Exclude the pictures and reproduce the remaining data exactly as written.

** start of RECORDS PROVIDED **

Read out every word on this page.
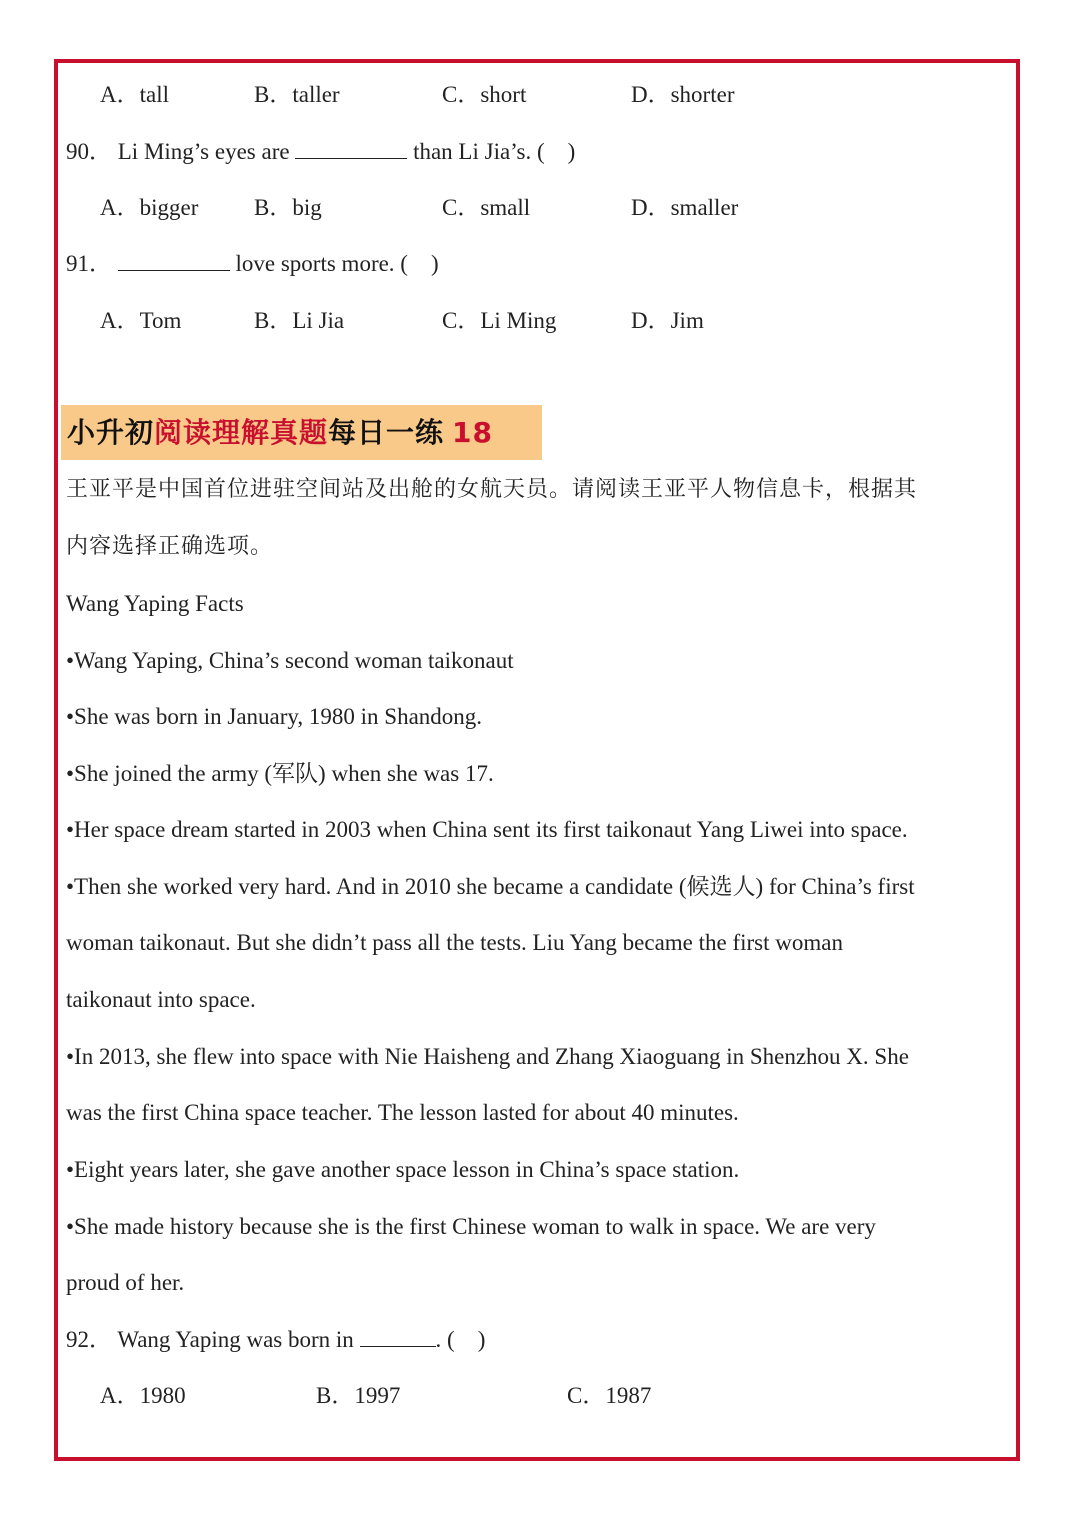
A．tall	B．taller	C．short	D．shorter
90． Li Ming’s eyes are	than Li Jia’s. ( )
A．bigger B．big	C．small	D．smaller
91．	love sports more. ( )
A．Tom	B．Li Jia	C．Li Ming	D．Jim
小升初阅读理解真题每日一练 18
王亚平是中国首位进驻空间站及出舱的女航天员。请阅读王亚平人物信息卡，根据其
内容选择正确选项。
Wang Yaping Facts
•Wang Yaping, China’s second woman taikonaut
•She was born in January, 1980 in Shandong.
•She joined the army (军队) when she was 17.
•Her space dream started in 2003 when China sent its first taikonaut Yang Liwei into space.
•Then she worked very hard. And in 2010 she became a candidate (候选人) for China’s first
woman taikonaut. But she didn’t pass all the tests. Liu Yang became the first woman
taikonaut into space.
•In 2013, she flew into space with Nie Haisheng and Zhang Xiaoguang in Shenzhou X. She
was the first China space teacher. The lesson lasted for about 40 minutes.
•Eight years later, she gave another space lesson in China’s space station.
•She made history because she is the first Chinese woman to walk in space. We are very
proud of her.
92． Wang Yaping was born in	. ( )
A．1980	B．1997	C．1987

** end of RECORDS PROVIDED **

- [RESULT OF THIS EXERCISE]
Read out every word on this page.
A．tall	B．taller	C．short	D．shorter
90． Li Ming’s eyes are	than Li Jia’s. ( )
A．bigger B．big	C．small	D．smaller
91．	love sports more. ( )
A．Tom	B．Li Jia	C．Li Ming	D．Jim
小升初阅读理解真题每日一练 18
王亚平是中国首位进驻空间站及出舱的女航天员。请阅读王亚平人物信息卡，根据其
内容选择正确选项。
Wang Yaping Facts
•Wang Yaping, China’s second woman taikonaut
•She was born in January, 1980 in Shandong.
•She joined the army (军队) when she was 17.
•Her space dream started in 2003 when China sent its first taikonaut Yang Liwei into space.
•Then she worked very hard. And in 2010 she became a candidate (候选人) for China’s first
woman taikonaut. But she didn’t pass all the tests. Liu Yang became the first woman
taikonaut into space.
•In 2013, she flew into space with Nie Haisheng and Zhang Xiaoguang in Shenzhou X. She
was the first China space teacher. The lesson lasted for about 40 minutes.
•Eight years later, she gave another space lesson in China’s space station.
•She made history because she is the first Chinese woman to walk in space. We are very
proud of her.
92． Wang Yaping was born in	. ( )
A．1980	B．1997	C．1987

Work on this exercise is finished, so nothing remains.